_Exercise materials_:
* * * * * * *
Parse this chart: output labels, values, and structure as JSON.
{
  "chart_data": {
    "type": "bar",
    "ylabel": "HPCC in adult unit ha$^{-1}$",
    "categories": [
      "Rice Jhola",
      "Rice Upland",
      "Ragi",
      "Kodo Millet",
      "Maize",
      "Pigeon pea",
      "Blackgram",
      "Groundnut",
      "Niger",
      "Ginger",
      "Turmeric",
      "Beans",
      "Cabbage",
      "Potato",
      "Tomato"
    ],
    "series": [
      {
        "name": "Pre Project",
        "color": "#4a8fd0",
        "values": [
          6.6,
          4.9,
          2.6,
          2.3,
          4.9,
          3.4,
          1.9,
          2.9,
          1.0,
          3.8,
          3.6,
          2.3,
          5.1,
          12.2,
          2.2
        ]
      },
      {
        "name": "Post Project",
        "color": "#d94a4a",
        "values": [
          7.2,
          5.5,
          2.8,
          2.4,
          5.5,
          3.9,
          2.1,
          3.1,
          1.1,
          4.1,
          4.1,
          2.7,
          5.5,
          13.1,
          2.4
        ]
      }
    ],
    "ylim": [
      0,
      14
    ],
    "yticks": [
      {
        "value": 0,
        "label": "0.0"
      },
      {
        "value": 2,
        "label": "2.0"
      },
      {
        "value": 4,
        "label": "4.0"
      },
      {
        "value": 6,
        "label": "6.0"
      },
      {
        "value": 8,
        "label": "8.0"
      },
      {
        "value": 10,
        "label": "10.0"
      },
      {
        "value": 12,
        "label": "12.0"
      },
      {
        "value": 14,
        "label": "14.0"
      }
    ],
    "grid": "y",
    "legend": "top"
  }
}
* * * * * * *
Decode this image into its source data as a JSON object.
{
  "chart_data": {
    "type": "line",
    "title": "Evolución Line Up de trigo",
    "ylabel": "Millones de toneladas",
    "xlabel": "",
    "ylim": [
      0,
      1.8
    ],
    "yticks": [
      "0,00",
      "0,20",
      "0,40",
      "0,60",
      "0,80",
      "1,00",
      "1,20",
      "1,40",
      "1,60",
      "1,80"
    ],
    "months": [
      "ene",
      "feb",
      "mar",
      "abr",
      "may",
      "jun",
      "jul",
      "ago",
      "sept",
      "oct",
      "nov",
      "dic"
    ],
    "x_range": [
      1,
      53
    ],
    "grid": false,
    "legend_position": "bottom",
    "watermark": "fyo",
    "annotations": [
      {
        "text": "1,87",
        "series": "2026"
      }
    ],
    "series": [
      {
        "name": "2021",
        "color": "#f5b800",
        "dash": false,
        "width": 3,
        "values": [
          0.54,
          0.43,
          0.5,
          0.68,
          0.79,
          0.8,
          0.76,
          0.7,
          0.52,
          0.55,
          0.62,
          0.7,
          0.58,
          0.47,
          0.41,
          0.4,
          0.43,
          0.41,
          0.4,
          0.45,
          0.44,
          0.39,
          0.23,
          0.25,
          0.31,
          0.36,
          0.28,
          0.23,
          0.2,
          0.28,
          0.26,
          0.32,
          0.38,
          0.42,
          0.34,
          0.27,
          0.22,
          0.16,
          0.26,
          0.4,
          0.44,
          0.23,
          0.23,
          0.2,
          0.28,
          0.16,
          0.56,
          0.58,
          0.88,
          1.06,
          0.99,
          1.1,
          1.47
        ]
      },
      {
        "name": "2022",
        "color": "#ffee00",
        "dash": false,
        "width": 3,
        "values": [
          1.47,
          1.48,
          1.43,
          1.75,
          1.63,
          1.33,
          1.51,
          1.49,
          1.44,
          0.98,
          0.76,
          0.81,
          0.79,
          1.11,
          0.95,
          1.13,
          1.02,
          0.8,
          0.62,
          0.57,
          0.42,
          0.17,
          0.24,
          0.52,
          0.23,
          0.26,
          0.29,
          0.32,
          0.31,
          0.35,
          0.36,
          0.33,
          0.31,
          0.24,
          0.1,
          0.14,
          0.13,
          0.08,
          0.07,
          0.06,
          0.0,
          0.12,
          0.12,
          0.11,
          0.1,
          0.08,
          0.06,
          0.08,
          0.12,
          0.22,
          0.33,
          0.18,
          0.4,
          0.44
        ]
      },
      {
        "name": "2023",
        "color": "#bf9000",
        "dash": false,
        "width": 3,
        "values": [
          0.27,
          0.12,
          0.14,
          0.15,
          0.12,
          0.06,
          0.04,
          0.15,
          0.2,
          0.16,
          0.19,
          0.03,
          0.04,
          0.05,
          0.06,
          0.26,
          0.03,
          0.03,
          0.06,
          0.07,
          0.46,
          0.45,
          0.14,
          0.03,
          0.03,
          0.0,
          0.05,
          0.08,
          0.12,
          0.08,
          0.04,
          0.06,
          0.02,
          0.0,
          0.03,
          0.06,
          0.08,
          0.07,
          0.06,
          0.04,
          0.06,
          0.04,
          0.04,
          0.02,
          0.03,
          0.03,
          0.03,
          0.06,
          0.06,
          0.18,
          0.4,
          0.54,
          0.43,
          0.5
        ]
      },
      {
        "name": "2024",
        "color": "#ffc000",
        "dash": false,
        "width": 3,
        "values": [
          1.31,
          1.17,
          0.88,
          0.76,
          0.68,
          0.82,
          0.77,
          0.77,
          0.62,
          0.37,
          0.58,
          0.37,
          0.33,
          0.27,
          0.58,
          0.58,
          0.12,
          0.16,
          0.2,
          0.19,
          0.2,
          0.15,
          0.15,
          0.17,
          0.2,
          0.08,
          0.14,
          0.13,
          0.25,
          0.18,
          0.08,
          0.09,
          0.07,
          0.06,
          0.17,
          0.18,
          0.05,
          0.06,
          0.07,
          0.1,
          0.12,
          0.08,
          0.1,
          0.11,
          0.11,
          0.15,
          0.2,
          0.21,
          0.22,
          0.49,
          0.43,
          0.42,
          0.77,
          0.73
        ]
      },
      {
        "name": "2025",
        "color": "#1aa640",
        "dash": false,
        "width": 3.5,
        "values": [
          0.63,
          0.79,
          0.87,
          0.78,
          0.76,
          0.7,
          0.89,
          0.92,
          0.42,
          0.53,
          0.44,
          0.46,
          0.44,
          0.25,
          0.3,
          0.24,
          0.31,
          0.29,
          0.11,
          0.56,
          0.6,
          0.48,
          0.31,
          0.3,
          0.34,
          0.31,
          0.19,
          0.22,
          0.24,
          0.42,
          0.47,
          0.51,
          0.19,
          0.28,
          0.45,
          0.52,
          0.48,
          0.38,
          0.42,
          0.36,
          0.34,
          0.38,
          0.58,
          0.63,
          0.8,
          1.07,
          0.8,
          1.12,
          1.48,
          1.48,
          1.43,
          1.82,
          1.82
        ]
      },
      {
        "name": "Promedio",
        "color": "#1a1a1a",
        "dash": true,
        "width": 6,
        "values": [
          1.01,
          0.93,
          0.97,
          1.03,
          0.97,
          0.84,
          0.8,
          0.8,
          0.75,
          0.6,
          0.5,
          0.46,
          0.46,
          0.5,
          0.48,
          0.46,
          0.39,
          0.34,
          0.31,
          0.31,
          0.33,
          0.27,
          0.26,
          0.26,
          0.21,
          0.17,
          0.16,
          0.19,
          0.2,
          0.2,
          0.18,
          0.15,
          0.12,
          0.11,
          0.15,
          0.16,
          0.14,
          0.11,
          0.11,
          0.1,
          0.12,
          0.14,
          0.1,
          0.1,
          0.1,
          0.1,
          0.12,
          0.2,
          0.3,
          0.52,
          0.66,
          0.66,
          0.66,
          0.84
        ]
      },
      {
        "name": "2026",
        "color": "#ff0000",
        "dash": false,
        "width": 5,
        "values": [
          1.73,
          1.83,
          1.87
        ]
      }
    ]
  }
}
* * * * * * *
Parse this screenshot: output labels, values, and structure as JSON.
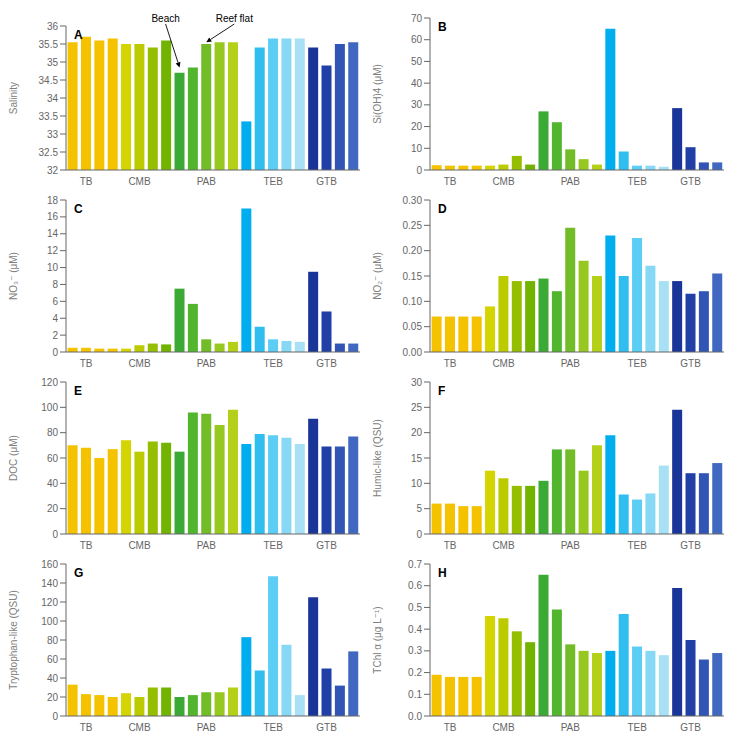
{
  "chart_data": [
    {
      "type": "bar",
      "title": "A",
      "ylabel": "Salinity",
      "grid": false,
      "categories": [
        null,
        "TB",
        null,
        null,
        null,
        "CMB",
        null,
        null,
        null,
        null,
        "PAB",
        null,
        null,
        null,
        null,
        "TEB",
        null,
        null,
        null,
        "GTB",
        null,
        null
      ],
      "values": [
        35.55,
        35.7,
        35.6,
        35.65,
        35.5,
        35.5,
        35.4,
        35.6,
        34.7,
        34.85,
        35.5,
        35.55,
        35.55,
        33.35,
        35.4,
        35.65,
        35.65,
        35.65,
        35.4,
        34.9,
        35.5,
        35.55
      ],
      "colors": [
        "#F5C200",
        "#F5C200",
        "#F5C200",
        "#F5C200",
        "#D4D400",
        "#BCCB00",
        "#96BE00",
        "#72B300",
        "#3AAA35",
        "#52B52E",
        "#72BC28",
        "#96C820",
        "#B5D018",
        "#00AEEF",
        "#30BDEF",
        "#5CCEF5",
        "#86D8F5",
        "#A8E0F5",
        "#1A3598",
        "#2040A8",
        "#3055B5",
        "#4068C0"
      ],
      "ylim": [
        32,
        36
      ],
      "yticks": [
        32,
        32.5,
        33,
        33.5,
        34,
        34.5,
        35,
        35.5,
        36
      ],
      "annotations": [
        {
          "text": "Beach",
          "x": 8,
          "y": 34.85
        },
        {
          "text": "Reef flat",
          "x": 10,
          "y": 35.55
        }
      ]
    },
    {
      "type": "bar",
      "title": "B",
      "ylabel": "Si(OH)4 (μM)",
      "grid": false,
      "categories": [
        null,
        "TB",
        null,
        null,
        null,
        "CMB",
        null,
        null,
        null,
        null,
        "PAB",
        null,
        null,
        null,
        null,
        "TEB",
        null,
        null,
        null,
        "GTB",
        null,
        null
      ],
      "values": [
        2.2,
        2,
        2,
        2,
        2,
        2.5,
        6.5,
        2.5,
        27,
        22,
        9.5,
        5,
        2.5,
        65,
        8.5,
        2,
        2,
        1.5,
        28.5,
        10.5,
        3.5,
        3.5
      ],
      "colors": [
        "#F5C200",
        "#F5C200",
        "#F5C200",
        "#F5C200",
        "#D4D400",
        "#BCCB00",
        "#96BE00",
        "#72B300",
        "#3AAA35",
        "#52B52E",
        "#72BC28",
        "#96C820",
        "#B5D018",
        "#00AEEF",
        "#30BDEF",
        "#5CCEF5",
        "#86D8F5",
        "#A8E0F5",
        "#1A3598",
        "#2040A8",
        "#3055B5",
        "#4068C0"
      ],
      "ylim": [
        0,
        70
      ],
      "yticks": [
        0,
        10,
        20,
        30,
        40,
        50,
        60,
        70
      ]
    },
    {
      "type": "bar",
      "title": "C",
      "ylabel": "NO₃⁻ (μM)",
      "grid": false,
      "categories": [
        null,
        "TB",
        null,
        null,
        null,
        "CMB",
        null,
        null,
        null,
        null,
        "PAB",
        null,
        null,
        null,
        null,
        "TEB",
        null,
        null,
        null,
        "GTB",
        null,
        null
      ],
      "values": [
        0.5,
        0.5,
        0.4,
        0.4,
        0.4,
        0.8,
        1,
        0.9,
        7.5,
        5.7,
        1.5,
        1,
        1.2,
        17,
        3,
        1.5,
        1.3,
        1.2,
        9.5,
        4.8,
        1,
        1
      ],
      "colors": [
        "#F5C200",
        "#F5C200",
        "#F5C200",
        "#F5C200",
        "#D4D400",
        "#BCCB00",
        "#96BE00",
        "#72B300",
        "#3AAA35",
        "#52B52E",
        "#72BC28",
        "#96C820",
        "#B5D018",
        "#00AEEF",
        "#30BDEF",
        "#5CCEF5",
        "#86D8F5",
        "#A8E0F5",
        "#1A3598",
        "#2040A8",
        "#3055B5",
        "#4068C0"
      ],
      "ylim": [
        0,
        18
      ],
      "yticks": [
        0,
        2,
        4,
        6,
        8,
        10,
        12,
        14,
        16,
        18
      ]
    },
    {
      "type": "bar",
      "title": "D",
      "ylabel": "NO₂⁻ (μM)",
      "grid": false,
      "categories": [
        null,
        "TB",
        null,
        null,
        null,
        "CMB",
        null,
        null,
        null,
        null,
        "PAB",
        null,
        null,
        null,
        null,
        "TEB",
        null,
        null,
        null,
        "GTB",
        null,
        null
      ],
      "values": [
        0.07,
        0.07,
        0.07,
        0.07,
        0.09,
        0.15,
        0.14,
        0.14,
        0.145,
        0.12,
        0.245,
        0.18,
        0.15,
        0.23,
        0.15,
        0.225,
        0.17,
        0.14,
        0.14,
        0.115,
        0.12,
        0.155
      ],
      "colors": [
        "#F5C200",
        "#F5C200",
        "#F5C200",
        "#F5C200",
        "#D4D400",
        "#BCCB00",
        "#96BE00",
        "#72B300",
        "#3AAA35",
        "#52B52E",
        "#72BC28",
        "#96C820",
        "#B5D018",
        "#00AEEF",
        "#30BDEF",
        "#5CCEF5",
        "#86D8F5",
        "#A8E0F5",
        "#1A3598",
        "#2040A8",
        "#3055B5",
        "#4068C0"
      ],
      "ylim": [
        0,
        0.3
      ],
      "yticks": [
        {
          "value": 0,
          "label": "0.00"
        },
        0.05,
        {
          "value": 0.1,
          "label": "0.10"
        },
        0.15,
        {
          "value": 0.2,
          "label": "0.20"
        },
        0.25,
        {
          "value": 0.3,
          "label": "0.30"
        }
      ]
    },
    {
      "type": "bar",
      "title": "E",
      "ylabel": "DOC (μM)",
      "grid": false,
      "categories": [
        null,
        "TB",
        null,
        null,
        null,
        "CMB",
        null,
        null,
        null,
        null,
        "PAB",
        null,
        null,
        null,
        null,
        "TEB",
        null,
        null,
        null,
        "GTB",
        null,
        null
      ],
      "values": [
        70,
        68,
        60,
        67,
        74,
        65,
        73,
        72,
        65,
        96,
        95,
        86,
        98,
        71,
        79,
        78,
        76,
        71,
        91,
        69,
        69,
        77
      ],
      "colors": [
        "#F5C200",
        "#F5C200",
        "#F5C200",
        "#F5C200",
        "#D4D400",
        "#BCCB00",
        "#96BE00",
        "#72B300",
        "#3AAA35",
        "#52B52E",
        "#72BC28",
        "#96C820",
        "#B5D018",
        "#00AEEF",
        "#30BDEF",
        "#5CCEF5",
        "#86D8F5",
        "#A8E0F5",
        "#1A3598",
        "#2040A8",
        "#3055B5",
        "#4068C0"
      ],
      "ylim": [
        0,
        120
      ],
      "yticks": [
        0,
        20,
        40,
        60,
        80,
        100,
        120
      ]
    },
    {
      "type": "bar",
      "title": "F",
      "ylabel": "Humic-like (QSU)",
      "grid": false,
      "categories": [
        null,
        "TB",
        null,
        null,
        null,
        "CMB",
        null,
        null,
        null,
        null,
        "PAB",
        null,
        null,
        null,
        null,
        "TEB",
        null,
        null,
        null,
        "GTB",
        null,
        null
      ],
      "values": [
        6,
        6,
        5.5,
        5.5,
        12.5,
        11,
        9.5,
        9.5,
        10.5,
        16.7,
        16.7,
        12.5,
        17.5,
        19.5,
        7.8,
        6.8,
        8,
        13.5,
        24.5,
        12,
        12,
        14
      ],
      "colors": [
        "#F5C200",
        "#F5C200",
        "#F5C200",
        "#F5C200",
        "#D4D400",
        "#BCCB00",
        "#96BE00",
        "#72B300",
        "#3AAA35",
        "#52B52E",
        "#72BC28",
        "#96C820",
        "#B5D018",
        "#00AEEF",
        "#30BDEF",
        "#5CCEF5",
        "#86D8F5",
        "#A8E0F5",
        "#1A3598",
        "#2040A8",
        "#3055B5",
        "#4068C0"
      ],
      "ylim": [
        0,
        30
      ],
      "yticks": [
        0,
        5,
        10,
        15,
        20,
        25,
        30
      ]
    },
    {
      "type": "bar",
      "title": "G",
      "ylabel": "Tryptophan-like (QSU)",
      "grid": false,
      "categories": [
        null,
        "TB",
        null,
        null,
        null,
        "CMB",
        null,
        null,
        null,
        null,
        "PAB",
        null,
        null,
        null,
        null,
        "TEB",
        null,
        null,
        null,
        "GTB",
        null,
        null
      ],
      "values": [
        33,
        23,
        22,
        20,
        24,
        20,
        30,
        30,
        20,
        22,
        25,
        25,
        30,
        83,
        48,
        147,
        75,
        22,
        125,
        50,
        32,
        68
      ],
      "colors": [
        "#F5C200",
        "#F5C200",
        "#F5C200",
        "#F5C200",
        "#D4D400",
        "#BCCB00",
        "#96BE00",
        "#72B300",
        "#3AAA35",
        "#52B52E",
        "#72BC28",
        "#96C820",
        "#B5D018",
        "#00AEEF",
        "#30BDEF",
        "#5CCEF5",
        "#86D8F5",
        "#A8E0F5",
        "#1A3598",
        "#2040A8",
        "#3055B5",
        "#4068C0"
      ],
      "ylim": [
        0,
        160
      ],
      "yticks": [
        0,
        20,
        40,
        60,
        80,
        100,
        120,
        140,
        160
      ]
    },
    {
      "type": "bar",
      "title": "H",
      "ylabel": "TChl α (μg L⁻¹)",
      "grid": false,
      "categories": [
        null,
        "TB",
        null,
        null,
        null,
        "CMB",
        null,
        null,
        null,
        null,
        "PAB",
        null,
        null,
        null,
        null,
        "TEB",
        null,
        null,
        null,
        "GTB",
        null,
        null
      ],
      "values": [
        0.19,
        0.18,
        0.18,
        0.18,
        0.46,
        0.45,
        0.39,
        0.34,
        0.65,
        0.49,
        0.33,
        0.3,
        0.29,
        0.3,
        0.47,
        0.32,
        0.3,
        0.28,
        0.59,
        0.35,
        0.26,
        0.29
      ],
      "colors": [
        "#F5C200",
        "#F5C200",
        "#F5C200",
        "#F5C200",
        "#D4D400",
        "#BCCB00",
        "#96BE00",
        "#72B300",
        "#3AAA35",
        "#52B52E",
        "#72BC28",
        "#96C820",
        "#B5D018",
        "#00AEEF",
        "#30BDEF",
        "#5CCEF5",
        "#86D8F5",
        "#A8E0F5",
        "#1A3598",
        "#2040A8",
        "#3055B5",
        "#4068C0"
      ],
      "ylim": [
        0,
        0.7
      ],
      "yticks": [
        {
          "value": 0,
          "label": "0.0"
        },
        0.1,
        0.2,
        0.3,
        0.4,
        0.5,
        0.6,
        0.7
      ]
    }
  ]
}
* * * * * * *
_Instruction_:
Which lines include "Parse"? Copy each of them out.

_Task solution_:
Parse this chart: output labels, values, and structure as JSON.
Parse this screenshot: output labels, values, and structure as JSON.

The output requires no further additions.